# [Data rows]
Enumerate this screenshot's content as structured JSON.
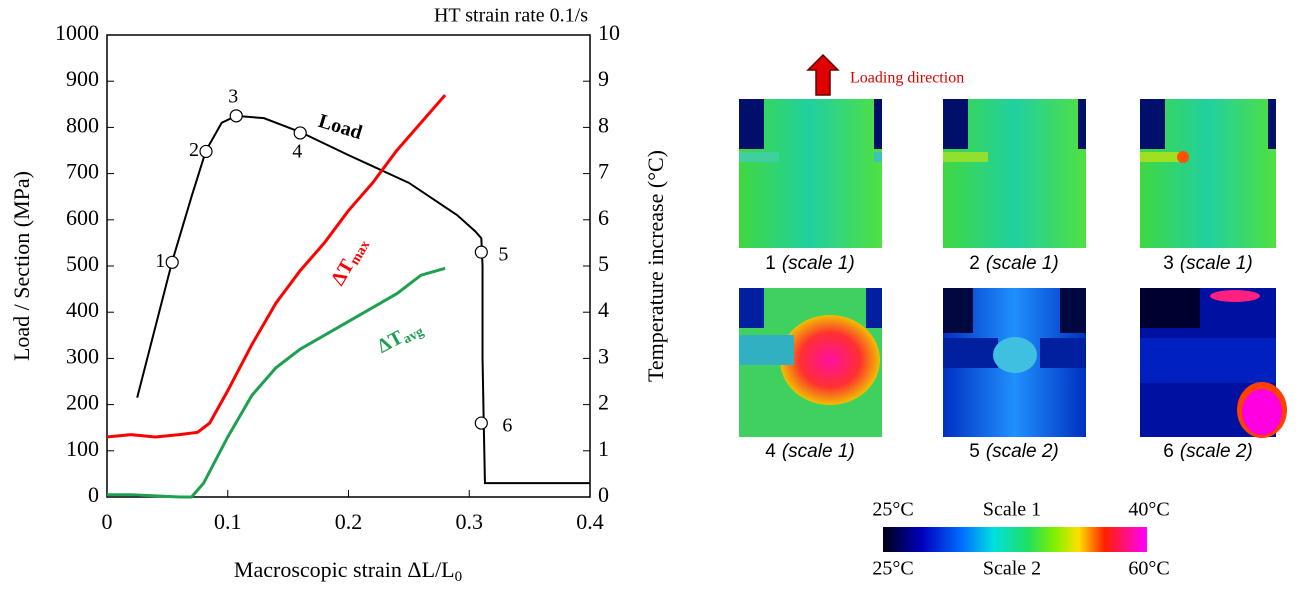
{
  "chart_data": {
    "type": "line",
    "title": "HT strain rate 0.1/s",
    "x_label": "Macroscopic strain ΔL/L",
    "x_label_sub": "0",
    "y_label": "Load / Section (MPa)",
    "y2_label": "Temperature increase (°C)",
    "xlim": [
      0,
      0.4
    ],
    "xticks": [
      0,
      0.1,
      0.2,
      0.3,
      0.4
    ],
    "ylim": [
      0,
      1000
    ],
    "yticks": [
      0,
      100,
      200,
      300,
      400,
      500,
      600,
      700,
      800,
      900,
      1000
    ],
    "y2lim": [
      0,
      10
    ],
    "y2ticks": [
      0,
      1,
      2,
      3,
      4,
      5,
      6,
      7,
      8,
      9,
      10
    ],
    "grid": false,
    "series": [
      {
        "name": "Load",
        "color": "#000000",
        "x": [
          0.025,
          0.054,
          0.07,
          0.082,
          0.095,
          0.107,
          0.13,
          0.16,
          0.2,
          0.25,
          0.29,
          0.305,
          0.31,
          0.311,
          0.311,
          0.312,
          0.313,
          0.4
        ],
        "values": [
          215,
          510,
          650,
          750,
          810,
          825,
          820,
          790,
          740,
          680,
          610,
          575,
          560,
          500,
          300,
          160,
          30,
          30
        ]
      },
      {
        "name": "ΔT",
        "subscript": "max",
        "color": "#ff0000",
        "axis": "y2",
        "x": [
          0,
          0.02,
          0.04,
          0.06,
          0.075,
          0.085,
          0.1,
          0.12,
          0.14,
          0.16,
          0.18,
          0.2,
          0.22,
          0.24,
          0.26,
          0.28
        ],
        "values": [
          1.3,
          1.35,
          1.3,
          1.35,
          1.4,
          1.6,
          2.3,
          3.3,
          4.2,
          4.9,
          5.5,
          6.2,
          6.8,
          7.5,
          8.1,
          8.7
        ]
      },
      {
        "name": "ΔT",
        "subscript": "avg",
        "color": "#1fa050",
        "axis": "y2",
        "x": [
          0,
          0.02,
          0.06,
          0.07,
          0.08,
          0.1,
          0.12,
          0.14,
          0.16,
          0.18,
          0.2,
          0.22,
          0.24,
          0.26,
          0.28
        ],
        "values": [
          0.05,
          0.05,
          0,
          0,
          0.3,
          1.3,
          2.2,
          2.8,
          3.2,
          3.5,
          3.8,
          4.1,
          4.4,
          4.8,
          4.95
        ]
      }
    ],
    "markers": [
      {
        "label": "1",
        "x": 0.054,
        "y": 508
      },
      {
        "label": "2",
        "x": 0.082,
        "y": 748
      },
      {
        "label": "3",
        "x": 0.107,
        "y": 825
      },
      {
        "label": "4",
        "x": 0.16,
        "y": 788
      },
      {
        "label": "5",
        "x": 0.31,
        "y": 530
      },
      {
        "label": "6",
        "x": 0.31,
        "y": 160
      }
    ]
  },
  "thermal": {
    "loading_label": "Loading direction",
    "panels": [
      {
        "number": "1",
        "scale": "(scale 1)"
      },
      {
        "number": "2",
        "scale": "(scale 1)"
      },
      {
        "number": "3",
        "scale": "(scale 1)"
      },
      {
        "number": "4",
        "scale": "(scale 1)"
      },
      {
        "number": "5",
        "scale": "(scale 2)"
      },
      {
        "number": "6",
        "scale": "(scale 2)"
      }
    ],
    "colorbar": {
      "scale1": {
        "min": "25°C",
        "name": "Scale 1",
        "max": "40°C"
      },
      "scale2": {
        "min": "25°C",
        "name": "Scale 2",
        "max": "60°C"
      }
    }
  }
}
---
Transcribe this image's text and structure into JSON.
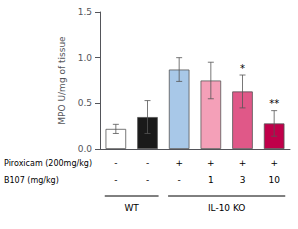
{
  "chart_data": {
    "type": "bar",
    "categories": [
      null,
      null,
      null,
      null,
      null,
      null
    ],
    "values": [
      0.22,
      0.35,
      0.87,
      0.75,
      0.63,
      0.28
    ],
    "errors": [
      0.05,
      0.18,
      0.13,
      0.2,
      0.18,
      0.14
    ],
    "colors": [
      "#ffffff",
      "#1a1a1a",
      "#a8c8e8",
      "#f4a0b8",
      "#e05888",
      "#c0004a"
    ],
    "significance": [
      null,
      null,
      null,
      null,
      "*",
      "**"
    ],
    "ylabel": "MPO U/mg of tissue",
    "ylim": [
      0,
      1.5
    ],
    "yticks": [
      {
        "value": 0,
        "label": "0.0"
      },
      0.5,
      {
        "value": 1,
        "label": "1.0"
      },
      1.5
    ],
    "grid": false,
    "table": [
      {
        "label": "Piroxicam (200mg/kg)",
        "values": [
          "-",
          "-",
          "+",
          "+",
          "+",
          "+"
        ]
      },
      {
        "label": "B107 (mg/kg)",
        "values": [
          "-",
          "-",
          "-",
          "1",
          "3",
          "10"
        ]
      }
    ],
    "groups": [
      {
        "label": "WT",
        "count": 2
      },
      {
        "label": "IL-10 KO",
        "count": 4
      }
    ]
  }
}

# [Task to complete]
Say how many lines have the string "this" in them, offering no words beyond the number.

# [Output of the exercise]
2